Exercise task
Determine which lines of the records include the word "name", and copy them.

== Working data ==

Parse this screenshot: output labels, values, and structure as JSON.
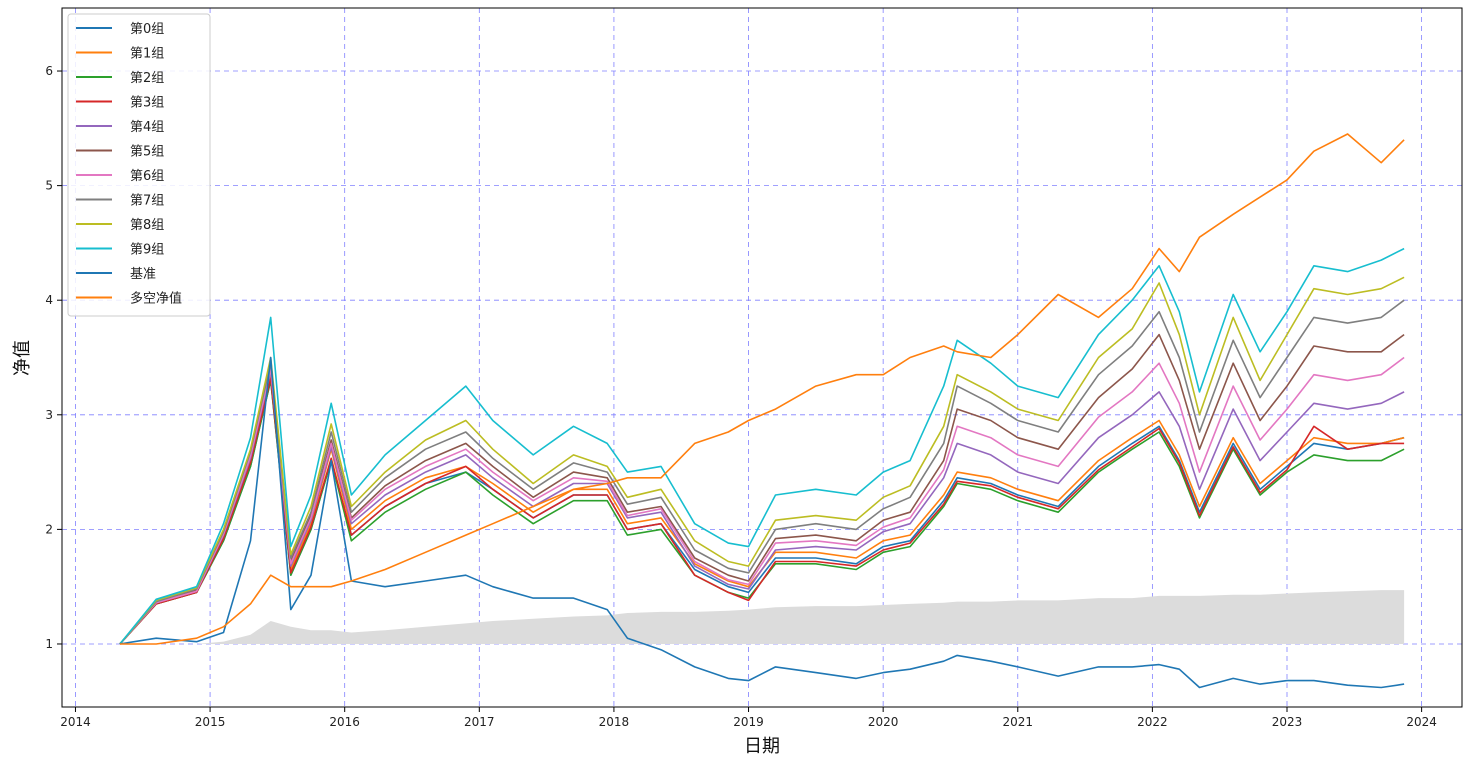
{
  "chart_data": {
    "type": "line",
    "xlabel": "日期",
    "ylabel": "净值",
    "x_ticks": [
      "2014",
      "2015",
      "2016",
      "2017",
      "2018",
      "2019",
      "2020",
      "2021",
      "2022",
      "2023",
      "2024"
    ],
    "y_ticks": [
      "1",
      "2",
      "3",
      "4",
      "5",
      "6"
    ],
    "xlim": [
      2013.9,
      2024.3
    ],
    "ylim": [
      0.45,
      6.55
    ],
    "grid": true,
    "legend_position": "top-left",
    "x": [
      2014.33,
      2014.6,
      2014.9,
      2015.1,
      2015.3,
      2015.45,
      2015.6,
      2015.75,
      2015.9,
      2016.05,
      2016.3,
      2016.6,
      2016.9,
      2017.1,
      2017.4,
      2017.7,
      2017.95,
      2018.1,
      2018.35,
      2018.6,
      2018.85,
      2019.0,
      2019.2,
      2019.5,
      2019.8,
      2020.0,
      2020.2,
      2020.45,
      2020.55,
      2020.8,
      2021.0,
      2021.3,
      2021.6,
      2021.85,
      2022.05,
      2022.2,
      2022.35,
      2022.6,
      2022.8,
      2023.0,
      2023.2,
      2023.45,
      2023.7,
      2023.87
    ],
    "series": [
      {
        "name": "第0组",
        "color": "#1f77b4",
        "values": [
          1.0,
          1.35,
          1.45,
          1.9,
          2.55,
          3.3,
          1.6,
          2.0,
          2.6,
          1.95,
          2.2,
          2.4,
          2.5,
          2.35,
          2.1,
          2.3,
          2.3,
          2.0,
          2.05,
          1.65,
          1.5,
          1.45,
          1.75,
          1.75,
          1.7,
          1.85,
          1.9,
          2.25,
          2.45,
          2.4,
          2.3,
          2.2,
          2.55,
          2.75,
          2.9,
          2.6,
          2.15,
          2.75,
          2.35,
          2.55,
          2.75,
          2.7,
          2.75,
          2.8
        ]
      },
      {
        "name": "第1组",
        "color": "#ff7f0e",
        "values": [
          1.0,
          1.35,
          1.45,
          1.95,
          2.6,
          3.35,
          1.65,
          2.05,
          2.7,
          2.0,
          2.25,
          2.45,
          2.55,
          2.4,
          2.15,
          2.35,
          2.35,
          2.05,
          2.1,
          1.7,
          1.55,
          1.5,
          1.8,
          1.8,
          1.75,
          1.9,
          1.95,
          2.3,
          2.5,
          2.45,
          2.35,
          2.25,
          2.6,
          2.8,
          2.95,
          2.65,
          2.2,
          2.8,
          2.4,
          2.6,
          2.8,
          2.75,
          2.75,
          2.8
        ]
      },
      {
        "name": "第2组",
        "color": "#2ca02c",
        "values": [
          1.0,
          1.35,
          1.45,
          1.9,
          2.55,
          3.3,
          1.6,
          2.0,
          2.6,
          1.9,
          2.15,
          2.35,
          2.5,
          2.3,
          2.05,
          2.25,
          2.25,
          1.95,
          2.0,
          1.6,
          1.45,
          1.4,
          1.7,
          1.7,
          1.65,
          1.8,
          1.85,
          2.2,
          2.4,
          2.35,
          2.25,
          2.15,
          2.5,
          2.7,
          2.85,
          2.55,
          2.1,
          2.7,
          2.3,
          2.5,
          2.65,
          2.6,
          2.6,
          2.7
        ]
      },
      {
        "name": "第3组",
        "color": "#d62728",
        "values": [
          1.0,
          1.35,
          1.45,
          1.92,
          2.58,
          3.32,
          1.62,
          2.02,
          2.62,
          1.95,
          2.2,
          2.4,
          2.55,
          2.35,
          2.1,
          2.3,
          2.3,
          2.0,
          2.05,
          1.6,
          1.45,
          1.38,
          1.72,
          1.72,
          1.68,
          1.82,
          1.88,
          2.22,
          2.42,
          2.38,
          2.28,
          2.18,
          2.52,
          2.72,
          2.88,
          2.58,
          2.12,
          2.72,
          2.32,
          2.52,
          2.9,
          2.7,
          2.75,
          2.75
        ]
      },
      {
        "name": "第4组",
        "color": "#9467bd",
        "values": [
          1.0,
          1.36,
          1.46,
          1.95,
          2.62,
          3.38,
          1.68,
          2.08,
          2.72,
          2.05,
          2.3,
          2.5,
          2.65,
          2.45,
          2.2,
          2.4,
          2.4,
          2.1,
          2.15,
          1.68,
          1.52,
          1.48,
          1.82,
          1.85,
          1.82,
          1.98,
          2.05,
          2.45,
          2.75,
          2.65,
          2.5,
          2.4,
          2.8,
          3.0,
          3.2,
          2.9,
          2.35,
          3.05,
          2.6,
          2.85,
          3.1,
          3.05,
          3.1,
          3.2
        ]
      },
      {
        "name": "第5组",
        "color": "#8c564b",
        "values": [
          1.0,
          1.37,
          1.47,
          1.97,
          2.65,
          3.42,
          1.72,
          2.12,
          2.78,
          2.1,
          2.38,
          2.6,
          2.75,
          2.55,
          2.28,
          2.5,
          2.45,
          2.15,
          2.2,
          1.75,
          1.6,
          1.55,
          1.92,
          1.95,
          1.9,
          2.08,
          2.15,
          2.6,
          3.05,
          2.95,
          2.8,
          2.7,
          3.15,
          3.4,
          3.7,
          3.3,
          2.7,
          3.45,
          2.95,
          3.25,
          3.6,
          3.55,
          3.55,
          3.7
        ]
      },
      {
        "name": "第6组",
        "color": "#e377c2",
        "values": [
          1.0,
          1.36,
          1.46,
          1.96,
          2.64,
          3.4,
          1.7,
          2.1,
          2.75,
          2.08,
          2.35,
          2.55,
          2.7,
          2.5,
          2.25,
          2.45,
          2.42,
          2.12,
          2.18,
          1.72,
          1.56,
          1.52,
          1.88,
          1.9,
          1.86,
          2.02,
          2.1,
          2.52,
          2.9,
          2.8,
          2.65,
          2.55,
          2.98,
          3.2,
          3.45,
          3.1,
          2.5,
          3.25,
          2.78,
          3.05,
          3.35,
          3.3,
          3.35,
          3.5
        ]
      },
      {
        "name": "第7组",
        "color": "#7f7f7f",
        "values": [
          1.0,
          1.37,
          1.48,
          1.98,
          2.68,
          3.45,
          1.75,
          2.15,
          2.85,
          2.15,
          2.45,
          2.7,
          2.85,
          2.62,
          2.35,
          2.58,
          2.5,
          2.22,
          2.28,
          1.82,
          1.66,
          1.62,
          2.0,
          2.05,
          2.0,
          2.18,
          2.28,
          2.75,
          3.25,
          3.1,
          2.95,
          2.85,
          3.35,
          3.6,
          3.9,
          3.5,
          2.85,
          3.65,
          3.15,
          3.5,
          3.85,
          3.8,
          3.85,
          4.0
        ]
      },
      {
        "name": "第8组",
        "color": "#bcbd22",
        "values": [
          1.0,
          1.38,
          1.49,
          2.0,
          2.7,
          3.5,
          1.78,
          2.2,
          2.92,
          2.2,
          2.5,
          2.78,
          2.95,
          2.7,
          2.4,
          2.65,
          2.55,
          2.28,
          2.35,
          1.9,
          1.72,
          1.68,
          2.08,
          2.12,
          2.08,
          2.28,
          2.38,
          2.9,
          3.35,
          3.2,
          3.05,
          2.95,
          3.5,
          3.75,
          4.15,
          3.7,
          3.0,
          3.85,
          3.3,
          3.7,
          4.1,
          4.05,
          4.1,
          4.2
        ]
      },
      {
        "name": "第9组",
        "color": "#17becf",
        "values": [
          1.0,
          1.39,
          1.5,
          2.05,
          2.8,
          3.85,
          1.85,
          2.3,
          3.1,
          2.3,
          2.65,
          2.95,
          3.25,
          2.95,
          2.65,
          2.9,
          2.75,
          2.5,
          2.55,
          2.05,
          1.88,
          1.85,
          2.3,
          2.35,
          2.3,
          2.5,
          2.6,
          3.25,
          3.65,
          3.45,
          3.25,
          3.15,
          3.7,
          4.0,
          4.3,
          3.9,
          3.2,
          4.05,
          3.55,
          3.9,
          4.3,
          4.25,
          4.35,
          4.45
        ]
      },
      {
        "name": "基准",
        "color": "#1f77b4",
        "values": [
          1.0,
          1.05,
          1.02,
          1.1,
          1.9,
          3.5,
          1.3,
          1.6,
          2.6,
          1.55,
          1.5,
          1.55,
          1.6,
          1.5,
          1.4,
          1.4,
          1.3,
          1.05,
          0.95,
          0.8,
          0.7,
          0.68,
          0.8,
          0.75,
          0.7,
          0.75,
          0.78,
          0.85,
          0.9,
          0.85,
          0.8,
          0.72,
          0.8,
          0.8,
          0.82,
          0.78,
          0.62,
          0.7,
          0.65,
          0.68,
          0.68,
          0.64,
          0.62,
          0.65
        ]
      },
      {
        "name": "多空净值",
        "color": "#ff7f0e",
        "values": [
          1.0,
          1.0,
          1.05,
          1.15,
          1.35,
          1.6,
          1.5,
          1.5,
          1.5,
          1.55,
          1.65,
          1.8,
          1.95,
          2.05,
          2.2,
          2.35,
          2.4,
          2.45,
          2.45,
          2.75,
          2.85,
          2.95,
          3.05,
          3.25,
          3.35,
          3.35,
          3.5,
          3.6,
          3.55,
          3.5,
          3.7,
          4.05,
          3.85,
          4.1,
          4.45,
          4.25,
          4.55,
          4.75,
          4.9,
          5.05,
          5.3,
          5.45,
          5.2,
          5.4
        ]
      }
    ],
    "fill_area": {
      "color": "#dcdcdc",
      "baseline": 1.0,
      "values": [
        1.0,
        1.0,
        1.0,
        1.02,
        1.08,
        1.2,
        1.15,
        1.12,
        1.12,
        1.1,
        1.12,
        1.15,
        1.18,
        1.2,
        1.22,
        1.24,
        1.25,
        1.27,
        1.28,
        1.28,
        1.29,
        1.3,
        1.32,
        1.33,
        1.33,
        1.34,
        1.35,
        1.36,
        1.37,
        1.37,
        1.38,
        1.38,
        1.4,
        1.4,
        1.42,
        1.42,
        1.42,
        1.43,
        1.43,
        1.44,
        1.45,
        1.46,
        1.47,
        1.47
      ]
    }
  }
}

===

Solved problem
        "name": "第0组",
        "name": "第1组",
        "name": "第2组",
        "name": "第3组",
        "name": "第4组",
        "name": "第5组",
        "name": "第6组",
        "name": "第7组",
        "name": "第8组",
        "name": "第9组",
        "name": "基准",
        "name": "多空净值",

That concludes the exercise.